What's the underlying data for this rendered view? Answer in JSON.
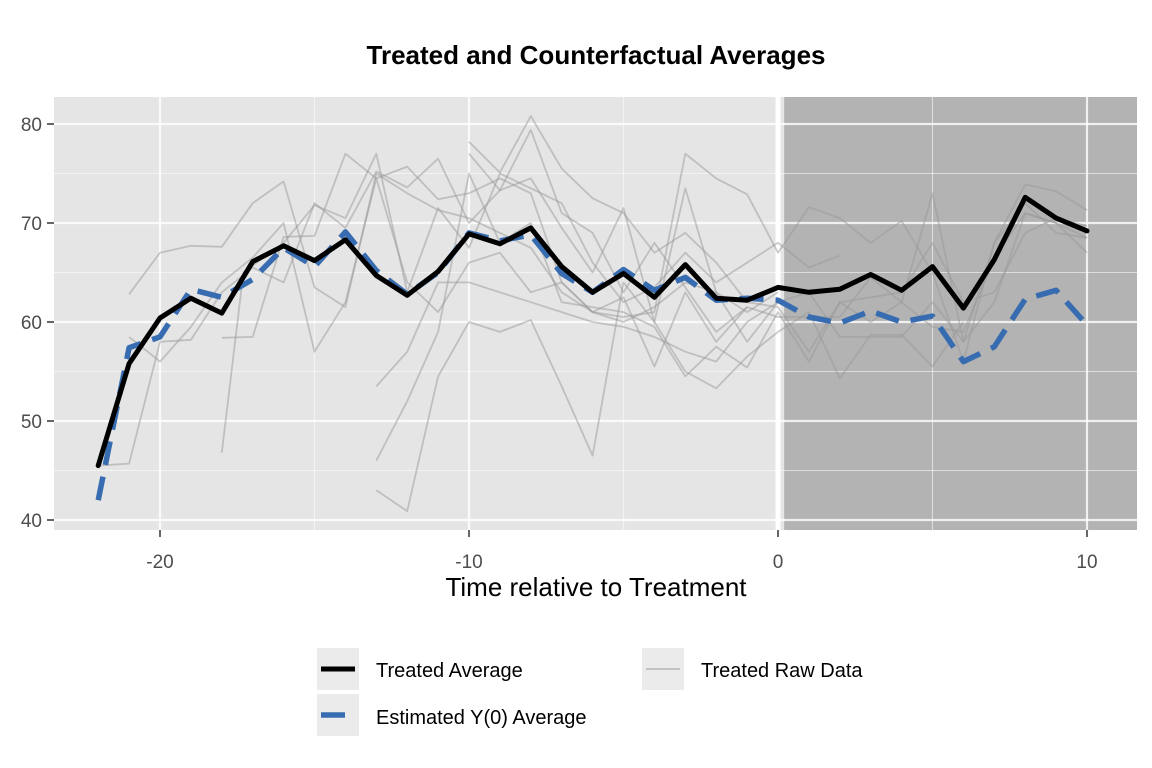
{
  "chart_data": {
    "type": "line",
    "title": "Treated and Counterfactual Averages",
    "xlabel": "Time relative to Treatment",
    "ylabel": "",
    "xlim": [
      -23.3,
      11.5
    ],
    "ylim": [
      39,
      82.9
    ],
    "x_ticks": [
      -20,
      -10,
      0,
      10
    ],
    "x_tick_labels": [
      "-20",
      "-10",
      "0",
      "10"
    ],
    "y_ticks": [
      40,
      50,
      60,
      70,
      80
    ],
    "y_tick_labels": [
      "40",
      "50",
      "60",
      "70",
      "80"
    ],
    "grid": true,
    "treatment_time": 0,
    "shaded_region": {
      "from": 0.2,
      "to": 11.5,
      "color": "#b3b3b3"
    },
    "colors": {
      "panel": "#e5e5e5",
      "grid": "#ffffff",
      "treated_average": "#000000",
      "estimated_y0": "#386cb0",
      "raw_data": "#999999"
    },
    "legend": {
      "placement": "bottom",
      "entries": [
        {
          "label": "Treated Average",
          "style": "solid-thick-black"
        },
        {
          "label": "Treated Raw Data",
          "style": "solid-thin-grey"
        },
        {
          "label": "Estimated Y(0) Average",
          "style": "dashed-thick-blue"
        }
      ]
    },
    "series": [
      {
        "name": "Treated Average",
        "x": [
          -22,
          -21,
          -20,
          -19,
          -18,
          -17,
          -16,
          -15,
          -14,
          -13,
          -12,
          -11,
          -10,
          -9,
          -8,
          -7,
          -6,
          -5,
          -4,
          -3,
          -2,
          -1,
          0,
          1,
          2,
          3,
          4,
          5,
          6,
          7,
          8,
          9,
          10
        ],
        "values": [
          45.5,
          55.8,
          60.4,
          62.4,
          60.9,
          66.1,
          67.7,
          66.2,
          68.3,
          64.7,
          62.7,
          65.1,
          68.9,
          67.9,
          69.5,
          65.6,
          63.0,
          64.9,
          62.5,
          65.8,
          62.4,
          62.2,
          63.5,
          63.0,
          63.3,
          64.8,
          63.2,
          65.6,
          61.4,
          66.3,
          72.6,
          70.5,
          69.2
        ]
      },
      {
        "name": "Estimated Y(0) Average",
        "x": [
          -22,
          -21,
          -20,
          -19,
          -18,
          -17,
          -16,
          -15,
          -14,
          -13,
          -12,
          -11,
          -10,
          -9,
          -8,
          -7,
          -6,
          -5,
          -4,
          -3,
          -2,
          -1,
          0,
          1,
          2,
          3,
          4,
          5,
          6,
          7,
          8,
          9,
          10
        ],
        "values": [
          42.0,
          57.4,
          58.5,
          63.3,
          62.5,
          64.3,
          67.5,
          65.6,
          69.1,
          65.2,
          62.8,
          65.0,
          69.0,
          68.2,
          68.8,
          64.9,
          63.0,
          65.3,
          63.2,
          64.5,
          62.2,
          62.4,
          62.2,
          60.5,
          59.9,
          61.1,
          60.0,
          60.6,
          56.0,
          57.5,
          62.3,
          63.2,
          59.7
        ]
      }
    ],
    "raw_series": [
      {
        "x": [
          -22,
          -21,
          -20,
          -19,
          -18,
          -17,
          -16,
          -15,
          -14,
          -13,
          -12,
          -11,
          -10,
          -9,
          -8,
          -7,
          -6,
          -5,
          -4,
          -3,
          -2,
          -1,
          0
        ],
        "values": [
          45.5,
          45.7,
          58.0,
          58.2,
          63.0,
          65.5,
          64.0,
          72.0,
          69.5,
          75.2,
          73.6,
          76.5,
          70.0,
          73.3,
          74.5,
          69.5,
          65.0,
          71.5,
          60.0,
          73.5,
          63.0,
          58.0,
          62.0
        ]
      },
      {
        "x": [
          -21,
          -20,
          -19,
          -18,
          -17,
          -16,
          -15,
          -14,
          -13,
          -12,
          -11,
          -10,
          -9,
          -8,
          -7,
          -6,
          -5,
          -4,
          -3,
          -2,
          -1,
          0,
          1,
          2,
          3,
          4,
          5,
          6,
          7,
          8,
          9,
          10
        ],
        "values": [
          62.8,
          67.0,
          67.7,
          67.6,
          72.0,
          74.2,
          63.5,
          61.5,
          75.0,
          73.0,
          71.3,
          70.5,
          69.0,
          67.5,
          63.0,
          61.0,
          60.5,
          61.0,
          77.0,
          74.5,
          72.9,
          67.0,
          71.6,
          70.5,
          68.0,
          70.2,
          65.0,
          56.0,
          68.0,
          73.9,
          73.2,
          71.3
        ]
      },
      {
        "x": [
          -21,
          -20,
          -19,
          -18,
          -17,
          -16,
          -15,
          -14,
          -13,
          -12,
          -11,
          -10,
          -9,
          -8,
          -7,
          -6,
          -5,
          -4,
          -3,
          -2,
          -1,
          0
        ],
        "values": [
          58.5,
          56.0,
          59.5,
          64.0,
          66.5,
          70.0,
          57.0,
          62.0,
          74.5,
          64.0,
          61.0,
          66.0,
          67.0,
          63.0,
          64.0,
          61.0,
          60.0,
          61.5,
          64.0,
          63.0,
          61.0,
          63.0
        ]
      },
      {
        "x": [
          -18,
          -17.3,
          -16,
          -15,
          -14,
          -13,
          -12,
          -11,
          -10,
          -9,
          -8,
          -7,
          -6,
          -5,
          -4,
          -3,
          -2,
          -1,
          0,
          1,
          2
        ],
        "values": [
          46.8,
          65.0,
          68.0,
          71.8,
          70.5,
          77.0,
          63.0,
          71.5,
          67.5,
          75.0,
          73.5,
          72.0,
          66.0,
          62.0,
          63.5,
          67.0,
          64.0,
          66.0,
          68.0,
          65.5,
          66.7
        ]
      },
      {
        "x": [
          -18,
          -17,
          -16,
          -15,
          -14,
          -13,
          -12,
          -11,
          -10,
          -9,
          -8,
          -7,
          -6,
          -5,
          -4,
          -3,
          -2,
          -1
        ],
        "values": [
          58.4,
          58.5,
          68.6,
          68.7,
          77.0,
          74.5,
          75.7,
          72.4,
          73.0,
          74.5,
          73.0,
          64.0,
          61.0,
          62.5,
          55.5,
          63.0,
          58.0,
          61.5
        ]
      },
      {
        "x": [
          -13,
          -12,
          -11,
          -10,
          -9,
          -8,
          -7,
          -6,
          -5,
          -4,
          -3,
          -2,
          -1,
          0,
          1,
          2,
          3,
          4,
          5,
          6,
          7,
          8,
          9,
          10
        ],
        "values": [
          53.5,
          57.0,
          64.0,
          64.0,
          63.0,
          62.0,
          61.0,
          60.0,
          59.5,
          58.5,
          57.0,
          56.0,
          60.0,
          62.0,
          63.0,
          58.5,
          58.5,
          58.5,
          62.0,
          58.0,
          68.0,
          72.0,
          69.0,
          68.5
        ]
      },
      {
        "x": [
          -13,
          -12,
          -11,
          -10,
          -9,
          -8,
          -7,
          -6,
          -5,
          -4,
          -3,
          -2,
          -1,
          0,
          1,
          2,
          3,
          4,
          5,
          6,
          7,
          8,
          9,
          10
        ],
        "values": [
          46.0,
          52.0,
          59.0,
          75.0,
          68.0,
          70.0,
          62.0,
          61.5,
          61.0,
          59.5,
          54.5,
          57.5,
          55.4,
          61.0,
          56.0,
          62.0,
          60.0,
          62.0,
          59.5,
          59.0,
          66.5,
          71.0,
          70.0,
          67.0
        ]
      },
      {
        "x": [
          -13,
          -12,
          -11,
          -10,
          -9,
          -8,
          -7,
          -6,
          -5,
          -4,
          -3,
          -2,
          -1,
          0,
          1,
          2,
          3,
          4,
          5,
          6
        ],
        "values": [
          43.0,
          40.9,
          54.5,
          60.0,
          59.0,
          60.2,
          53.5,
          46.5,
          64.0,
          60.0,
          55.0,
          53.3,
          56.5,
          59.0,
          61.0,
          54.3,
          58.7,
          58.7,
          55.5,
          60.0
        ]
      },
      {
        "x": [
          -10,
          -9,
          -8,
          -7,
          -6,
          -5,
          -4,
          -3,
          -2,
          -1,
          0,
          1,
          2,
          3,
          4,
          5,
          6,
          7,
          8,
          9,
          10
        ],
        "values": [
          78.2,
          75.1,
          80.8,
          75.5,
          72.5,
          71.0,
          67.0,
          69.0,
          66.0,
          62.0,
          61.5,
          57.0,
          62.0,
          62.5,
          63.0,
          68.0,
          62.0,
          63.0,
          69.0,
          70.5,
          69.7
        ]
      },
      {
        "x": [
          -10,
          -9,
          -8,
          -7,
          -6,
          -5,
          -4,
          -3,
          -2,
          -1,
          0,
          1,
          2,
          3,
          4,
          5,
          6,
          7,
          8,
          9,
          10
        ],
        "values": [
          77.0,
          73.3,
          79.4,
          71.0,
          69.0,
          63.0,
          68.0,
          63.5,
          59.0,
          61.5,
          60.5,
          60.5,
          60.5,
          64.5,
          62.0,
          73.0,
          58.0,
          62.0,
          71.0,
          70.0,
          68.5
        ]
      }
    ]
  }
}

■ ■ ■ ■ ■

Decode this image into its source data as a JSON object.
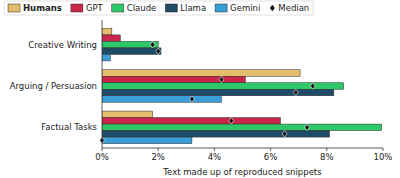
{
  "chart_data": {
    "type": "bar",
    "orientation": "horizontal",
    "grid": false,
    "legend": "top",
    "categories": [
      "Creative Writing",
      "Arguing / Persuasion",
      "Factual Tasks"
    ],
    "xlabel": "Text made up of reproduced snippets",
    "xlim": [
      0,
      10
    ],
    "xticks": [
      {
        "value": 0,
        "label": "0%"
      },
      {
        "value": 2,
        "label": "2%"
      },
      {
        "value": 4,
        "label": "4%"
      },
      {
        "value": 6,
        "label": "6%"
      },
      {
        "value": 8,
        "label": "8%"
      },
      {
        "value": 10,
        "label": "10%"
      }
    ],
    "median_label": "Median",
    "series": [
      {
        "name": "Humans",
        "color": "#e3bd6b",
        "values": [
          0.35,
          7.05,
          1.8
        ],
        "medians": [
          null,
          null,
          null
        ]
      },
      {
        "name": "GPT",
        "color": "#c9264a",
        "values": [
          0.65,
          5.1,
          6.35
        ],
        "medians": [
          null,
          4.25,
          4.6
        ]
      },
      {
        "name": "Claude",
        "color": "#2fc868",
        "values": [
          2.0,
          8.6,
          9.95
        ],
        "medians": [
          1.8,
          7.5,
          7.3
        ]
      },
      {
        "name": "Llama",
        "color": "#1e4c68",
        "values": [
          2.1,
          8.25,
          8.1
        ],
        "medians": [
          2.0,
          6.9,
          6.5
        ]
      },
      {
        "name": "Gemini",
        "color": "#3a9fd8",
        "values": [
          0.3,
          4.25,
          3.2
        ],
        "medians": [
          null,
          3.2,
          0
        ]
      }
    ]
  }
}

■ ■ ■ ■ ■

→ **GOAL**:
Pick each line holding the word "xlabel" out of the listing.

→ **SOLUTION FOR THIS TASK**:
    "xlabel": "Time relative to Treatment",
    "xlabel": "Text made up of reproduced snippets",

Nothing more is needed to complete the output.